» EXERCISE BRIEF
Which lines in the records below contain the word "this"? Copy each of them.

<<<<

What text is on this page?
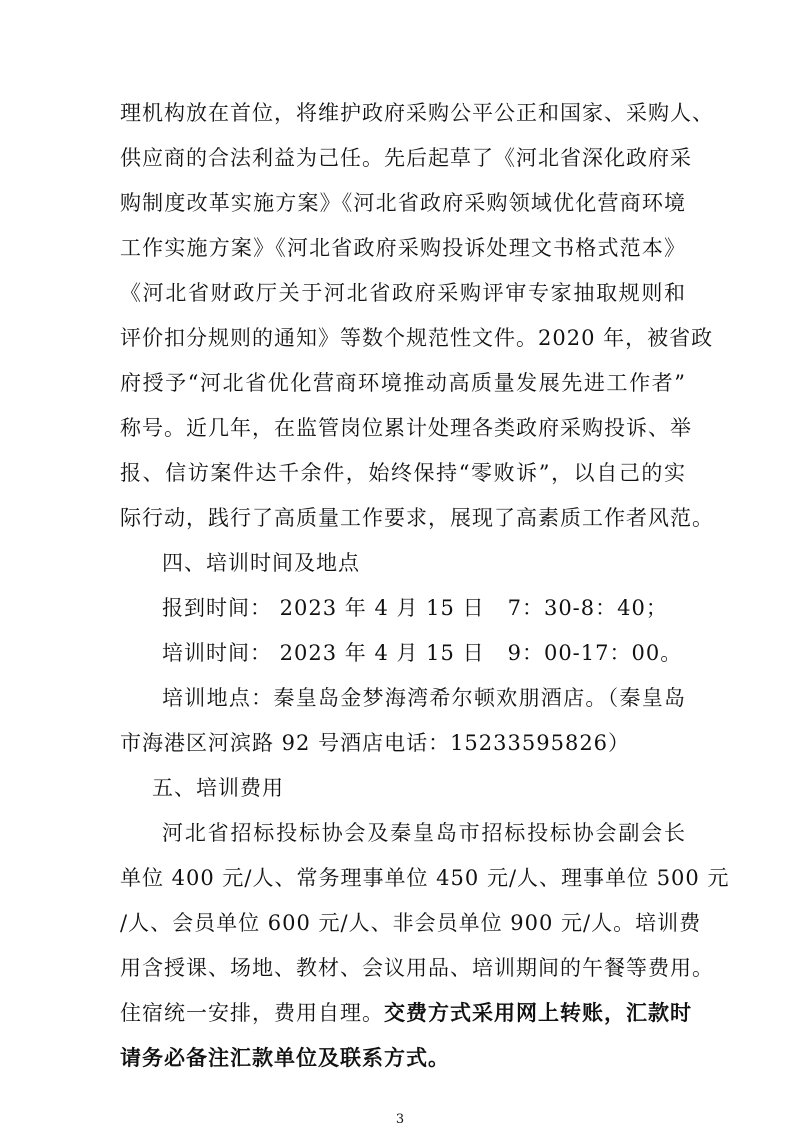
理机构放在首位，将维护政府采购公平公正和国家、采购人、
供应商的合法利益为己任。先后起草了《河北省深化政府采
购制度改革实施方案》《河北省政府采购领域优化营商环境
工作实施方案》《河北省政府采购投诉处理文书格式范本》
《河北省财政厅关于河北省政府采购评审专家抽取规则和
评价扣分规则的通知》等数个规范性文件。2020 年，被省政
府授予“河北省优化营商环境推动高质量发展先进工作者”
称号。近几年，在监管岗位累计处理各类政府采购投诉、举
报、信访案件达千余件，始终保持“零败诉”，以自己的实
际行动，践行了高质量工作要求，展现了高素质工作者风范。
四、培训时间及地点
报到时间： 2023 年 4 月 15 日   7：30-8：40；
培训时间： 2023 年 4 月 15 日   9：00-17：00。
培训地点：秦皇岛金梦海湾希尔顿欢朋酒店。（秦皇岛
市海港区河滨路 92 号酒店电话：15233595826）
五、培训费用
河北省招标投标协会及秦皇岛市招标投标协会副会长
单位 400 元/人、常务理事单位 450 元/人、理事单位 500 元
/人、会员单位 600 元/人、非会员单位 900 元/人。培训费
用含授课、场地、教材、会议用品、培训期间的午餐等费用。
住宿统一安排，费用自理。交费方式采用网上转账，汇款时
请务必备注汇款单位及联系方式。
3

>>>>
<<<<

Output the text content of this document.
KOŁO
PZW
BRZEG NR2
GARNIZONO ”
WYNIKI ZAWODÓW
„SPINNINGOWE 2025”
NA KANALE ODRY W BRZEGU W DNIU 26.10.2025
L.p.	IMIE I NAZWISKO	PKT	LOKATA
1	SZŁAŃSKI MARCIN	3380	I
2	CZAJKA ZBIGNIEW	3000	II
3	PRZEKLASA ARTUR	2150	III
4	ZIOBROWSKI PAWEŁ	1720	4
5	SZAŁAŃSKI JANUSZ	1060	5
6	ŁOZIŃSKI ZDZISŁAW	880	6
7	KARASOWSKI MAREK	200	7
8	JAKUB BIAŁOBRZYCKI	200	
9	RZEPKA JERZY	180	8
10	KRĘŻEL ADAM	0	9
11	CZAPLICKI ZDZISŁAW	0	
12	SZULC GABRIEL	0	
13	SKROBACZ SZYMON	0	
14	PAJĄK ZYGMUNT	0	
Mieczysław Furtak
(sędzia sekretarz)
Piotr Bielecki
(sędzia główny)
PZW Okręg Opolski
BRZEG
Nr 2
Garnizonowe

>>>>

» FULL SOLUTION
What text is on this page?
Output the text content of this document.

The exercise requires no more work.